* start *
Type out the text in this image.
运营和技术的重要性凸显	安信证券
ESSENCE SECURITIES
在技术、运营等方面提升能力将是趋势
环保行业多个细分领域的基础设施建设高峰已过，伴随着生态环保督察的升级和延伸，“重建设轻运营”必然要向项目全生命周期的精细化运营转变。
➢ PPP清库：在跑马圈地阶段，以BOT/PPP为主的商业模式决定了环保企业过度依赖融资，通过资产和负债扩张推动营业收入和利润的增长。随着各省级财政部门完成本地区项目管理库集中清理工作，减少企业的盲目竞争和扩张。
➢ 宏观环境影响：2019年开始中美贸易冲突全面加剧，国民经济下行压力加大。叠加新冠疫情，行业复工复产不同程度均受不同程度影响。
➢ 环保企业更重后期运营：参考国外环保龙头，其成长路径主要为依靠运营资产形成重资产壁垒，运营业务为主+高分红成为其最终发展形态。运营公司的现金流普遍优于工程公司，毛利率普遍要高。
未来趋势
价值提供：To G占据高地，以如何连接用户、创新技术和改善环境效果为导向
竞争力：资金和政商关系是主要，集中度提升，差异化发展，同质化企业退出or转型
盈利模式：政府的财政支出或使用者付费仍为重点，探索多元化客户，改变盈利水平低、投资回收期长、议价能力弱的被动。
* end *
* start *
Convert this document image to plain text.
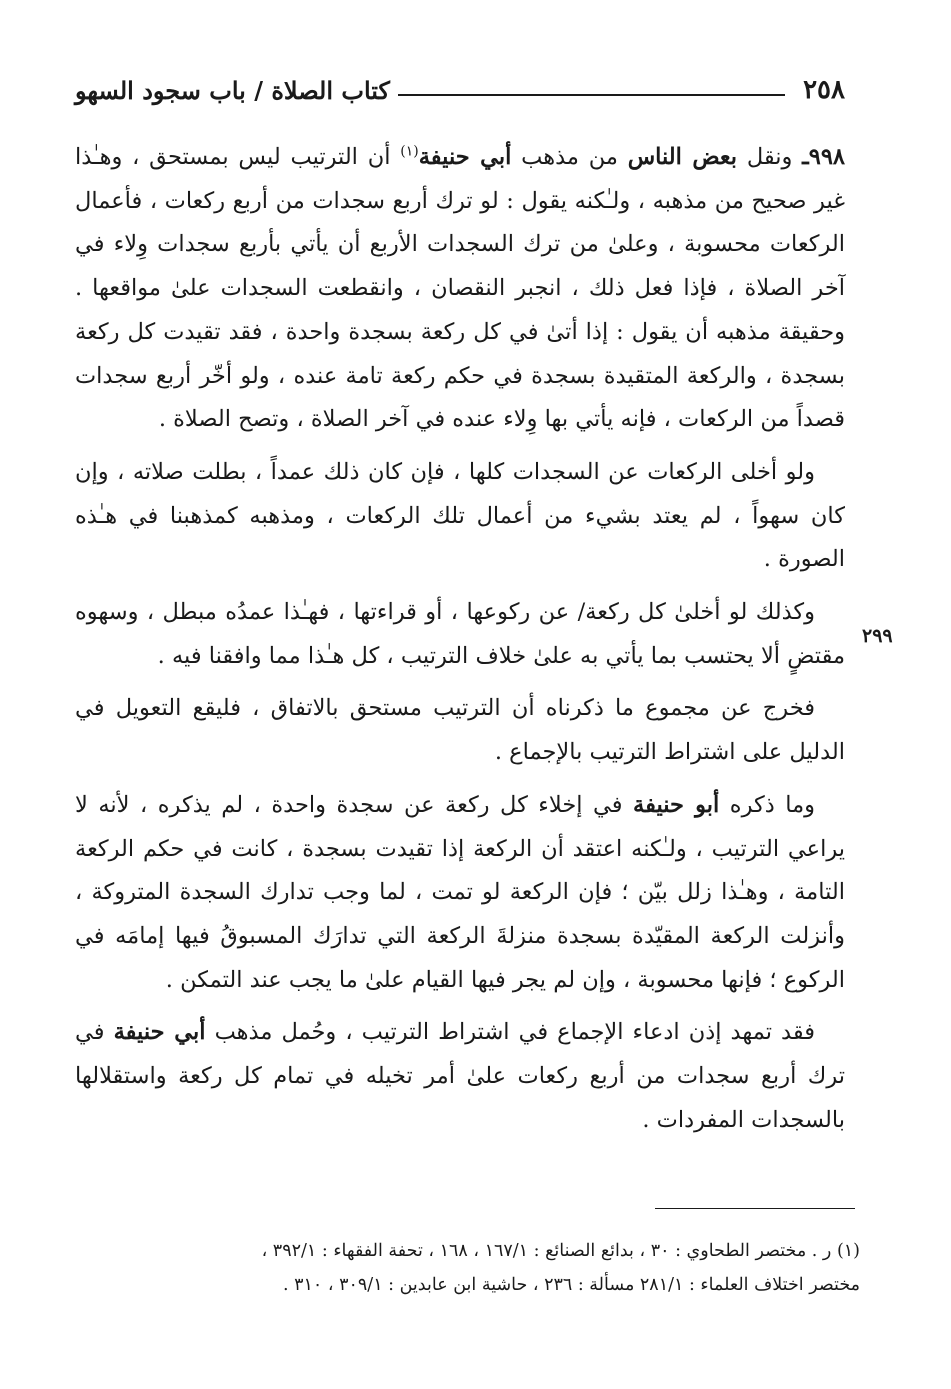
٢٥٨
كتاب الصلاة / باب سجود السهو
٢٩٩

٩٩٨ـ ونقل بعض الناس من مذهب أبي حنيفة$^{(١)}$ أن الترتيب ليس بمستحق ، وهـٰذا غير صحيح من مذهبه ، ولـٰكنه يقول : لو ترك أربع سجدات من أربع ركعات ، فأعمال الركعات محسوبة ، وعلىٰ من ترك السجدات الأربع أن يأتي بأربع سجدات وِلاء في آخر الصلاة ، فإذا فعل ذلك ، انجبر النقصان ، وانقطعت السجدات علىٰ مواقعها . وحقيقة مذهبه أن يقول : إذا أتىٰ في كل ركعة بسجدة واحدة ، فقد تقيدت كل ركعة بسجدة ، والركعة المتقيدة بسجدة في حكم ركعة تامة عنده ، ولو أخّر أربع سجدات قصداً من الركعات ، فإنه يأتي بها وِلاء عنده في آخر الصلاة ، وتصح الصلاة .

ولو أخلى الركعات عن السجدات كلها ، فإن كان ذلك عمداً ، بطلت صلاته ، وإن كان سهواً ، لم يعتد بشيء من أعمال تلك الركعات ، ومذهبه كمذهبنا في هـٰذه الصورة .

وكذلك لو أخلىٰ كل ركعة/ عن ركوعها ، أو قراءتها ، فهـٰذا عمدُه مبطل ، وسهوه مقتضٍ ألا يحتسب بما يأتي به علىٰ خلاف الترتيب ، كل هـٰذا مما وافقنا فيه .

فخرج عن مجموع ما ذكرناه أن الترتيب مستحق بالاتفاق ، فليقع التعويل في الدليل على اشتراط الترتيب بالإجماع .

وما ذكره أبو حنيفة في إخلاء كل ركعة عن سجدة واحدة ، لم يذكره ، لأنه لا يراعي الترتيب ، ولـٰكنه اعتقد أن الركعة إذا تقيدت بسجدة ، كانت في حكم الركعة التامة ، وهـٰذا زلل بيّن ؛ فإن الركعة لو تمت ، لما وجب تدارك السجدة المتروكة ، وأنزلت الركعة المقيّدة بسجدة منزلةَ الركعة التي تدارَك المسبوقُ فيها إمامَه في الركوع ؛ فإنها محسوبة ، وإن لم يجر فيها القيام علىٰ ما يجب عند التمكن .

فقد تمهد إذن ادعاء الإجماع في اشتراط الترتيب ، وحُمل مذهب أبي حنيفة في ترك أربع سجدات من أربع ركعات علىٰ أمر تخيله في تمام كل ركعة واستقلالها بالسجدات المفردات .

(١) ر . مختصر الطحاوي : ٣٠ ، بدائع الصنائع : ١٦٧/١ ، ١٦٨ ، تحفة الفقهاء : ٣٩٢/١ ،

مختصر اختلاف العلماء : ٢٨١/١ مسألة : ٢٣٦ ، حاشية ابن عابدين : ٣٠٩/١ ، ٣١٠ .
* end *
## REQUIRED TASK
Scan the material line by line and report each one that contains "يأتي".

## CORRECT RESPONSE
٩٩٨ـ ونقل بعض الناس من مذهب أبي حنيفة$^{(١)}$ أن الترتيب ليس بمستحق ، وهـٰذا غير صحيح من مذهبه ، ولـٰكنه يقول : لو ترك أربع سجدات من أربع ركعات ، فأعمال الركعات محسوبة ، وعلىٰ من ترك السجدات الأربع أن يأتي بأربع سجدات وِلاء في آخر الصلاة ، فإذا فعل ذلك ، انجبر النقصان ، وانقطعت السجدات علىٰ مواقعها . وحقيقة مذهبه أن يقول : إذا أتىٰ في كل ركعة بسجدة واحدة ، فقد تقيدت كل ركعة بسجدة ، والركعة المتقيدة بسجدة في حكم ركعة تامة عنده ، ولو أخّر أربع سجدات قصداً من الركعات ، فإنه يأتي بها وِلاء عنده في آخر الصلاة ، وتصح الصلاة .
وكذلك لو أخلىٰ كل ركعة/ عن ركوعها ، أو قراءتها ، فهـٰذا عمدُه مبطل ، وسهوه مقتضٍ ألا يحتسب بما يأتي به علىٰ خلاف الترتيب ، كل هـٰذا مما وافقنا فيه .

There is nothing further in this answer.